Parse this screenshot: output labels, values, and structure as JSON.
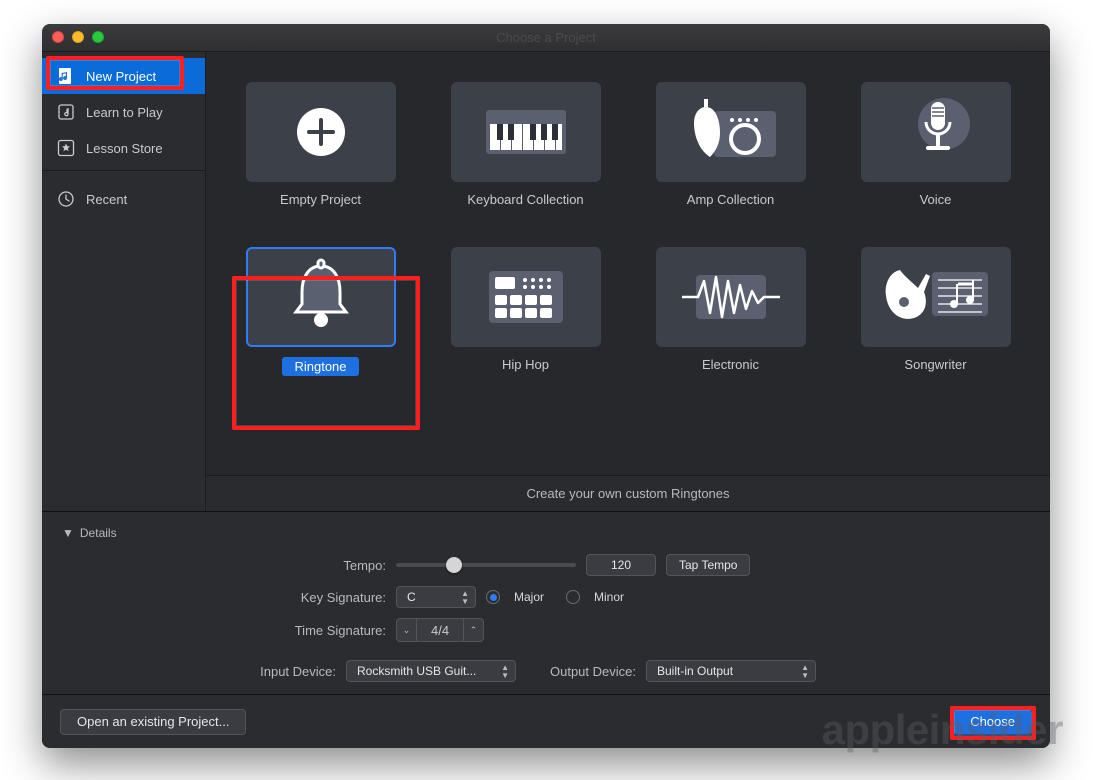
{
  "window": {
    "title": "Choose a Project"
  },
  "sidebar": {
    "items": [
      {
        "label": "New Project",
        "icon": "music-doc-icon",
        "active": true
      },
      {
        "label": "Learn to Play",
        "icon": "lesson-icon",
        "active": false
      },
      {
        "label": "Lesson Store",
        "icon": "star-icon",
        "active": false
      }
    ],
    "recent": [
      {
        "label": "Recent",
        "icon": "clock-icon"
      }
    ]
  },
  "templates": [
    {
      "label": "Empty Project",
      "icon": "plus-circle",
      "selected": false
    },
    {
      "label": "Keyboard Collection",
      "icon": "keyboard",
      "selected": false
    },
    {
      "label": "Amp Collection",
      "icon": "amp",
      "selected": false
    },
    {
      "label": "Voice",
      "icon": "microphone",
      "selected": false
    },
    {
      "label": "Ringtone",
      "icon": "bell",
      "selected": true
    },
    {
      "label": "Hip Hop",
      "icon": "drum-machine",
      "selected": false
    },
    {
      "label": "Electronic",
      "icon": "waveform",
      "selected": false
    },
    {
      "label": "Songwriter",
      "icon": "guitar-notes",
      "selected": false
    }
  ],
  "description": "Create your own custom Ringtones",
  "details": {
    "heading": "Details",
    "tempo_label": "Tempo:",
    "tempo_value": "120",
    "tempo_slider_pct": 28,
    "tap_label": "Tap Tempo",
    "key_label": "Key Signature:",
    "key_value": "C",
    "mode_major": "Major",
    "mode_minor": "Minor",
    "mode_selected": "major",
    "time_label": "Time Signature:",
    "time_value": "4/4",
    "input_label": "Input Device:",
    "input_value": "Rocksmith USB Guit...",
    "output_label": "Output Device:",
    "output_value": "Built-in Output"
  },
  "footer": {
    "open_existing": "Open an existing Project...",
    "choose": "Choose"
  },
  "watermark": "appleinsider"
}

____________

- [GIVEN TASK]:
Every line of text is to be repeated exactly; pictures are left out.

- [ANSWER FOR THE TASK]:
Parse this screenshot: output labels, values, and structure as JSON.
{
  "window": {
    "title": "Choose a Project"
  },
  "sidebar": {
    "items": [
      {
        "label": "New Project",
        "icon": "music-doc-icon",
        "active": true
      },
      {
        "label": "Learn to Play",
        "icon": "lesson-icon",
        "active": false
      },
      {
        "label": "Lesson Store",
        "icon": "star-icon",
        "active": false
      }
    ],
    "recent": [
      {
        "label": "Recent",
        "icon": "clock-icon"
      }
    ]
  },
  "templates": [
    {
      "label": "Empty Project",
      "icon": "plus-circle",
      "selected": false
    },
    {
      "label": "Keyboard Collection",
      "icon": "keyboard",
      "selected": false
    },
    {
      "label": "Amp Collection",
      "icon": "amp",
      "selected": false
    },
    {
      "label": "Voice",
      "icon": "microphone",
      "selected": false
    },
    {
      "label": "Ringtone",
      "icon": "bell",
      "selected": true
    },
    {
      "label": "Hip Hop",
      "icon": "drum-machine",
      "selected": false
    },
    {
      "label": "Electronic",
      "icon": "waveform",
      "selected": false
    },
    {
      "label": "Songwriter",
      "icon": "guitar-notes",
      "selected": false
    }
  ],
  "description": "Create your own custom Ringtones",
  "details": {
    "heading": "Details",
    "tempo_label": "Tempo:",
    "tempo_value": "120",
    "tempo_slider_pct": 28,
    "tap_label": "Tap Tempo",
    "key_label": "Key Signature:",
    "key_value": "C",
    "mode_major": "Major",
    "mode_minor": "Minor",
    "mode_selected": "major",
    "time_label": "Time Signature:",
    "time_value": "4/4",
    "input_label": "Input Device:",
    "input_value": "Rocksmith USB Guit...",
    "output_label": "Output Device:",
    "output_value": "Built-in Output"
  },
  "footer": {
    "open_existing": "Open an existing Project...",
    "choose": "Choose"
  },
  "watermark": "appleinsider"
}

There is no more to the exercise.